▶ **Written problem**
Repeat every record below exactly, omitting any pictures.

▶ **Records provided**
---

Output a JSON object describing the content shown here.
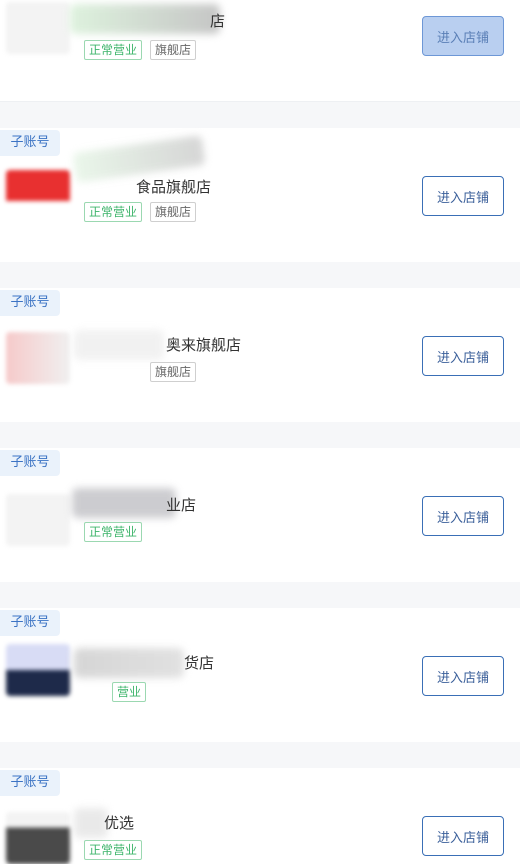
{
  "badge_label": "子账号",
  "enter_button_label": "进入店铺",
  "stores": [
    {
      "name_visible": "店",
      "show_badge": false,
      "tags": [
        "正常营业",
        "旗舰店"
      ]
    },
    {
      "name_visible": "食品旗舰店",
      "show_badge": true,
      "tags": [
        "正常营业",
        "旗舰店"
      ]
    },
    {
      "name_visible": "奥来旗舰店",
      "show_badge": true,
      "tags": [
        "旗舰店"
      ]
    },
    {
      "name_visible": "业店",
      "show_badge": true,
      "tags": [
        "正常营业"
      ]
    },
    {
      "name_visible": "货店",
      "show_badge": true,
      "tags": [
        "营业"
      ]
    },
    {
      "name_visible": "优选",
      "show_badge": true,
      "tags": [
        "正常营业"
      ]
    }
  ]
}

---

▶ **Written solution**
Output a JSON object describing the content shown here.
{
  "badge_label": "子账号",
  "enter_button_label": "进入店铺",
  "stores": [
    {
      "name_visible": "店",
      "show_badge": false,
      "tags": [
        "正常营业",
        "旗舰店"
      ]
    },
    {
      "name_visible": "食品旗舰店",
      "show_badge": true,
      "tags": [
        "正常营业",
        "旗舰店"
      ]
    },
    {
      "name_visible": "奥来旗舰店",
      "show_badge": true,
      "tags": [
        "旗舰店"
      ]
    },
    {
      "name_visible": "业店",
      "show_badge": true,
      "tags": [
        "正常营业"
      ]
    },
    {
      "name_visible": "货店",
      "show_badge": true,
      "tags": [
        "营业"
      ]
    },
    {
      "name_visible": "优选",
      "show_badge": true,
      "tags": [
        "正常营业"
      ]
    }
  ]
}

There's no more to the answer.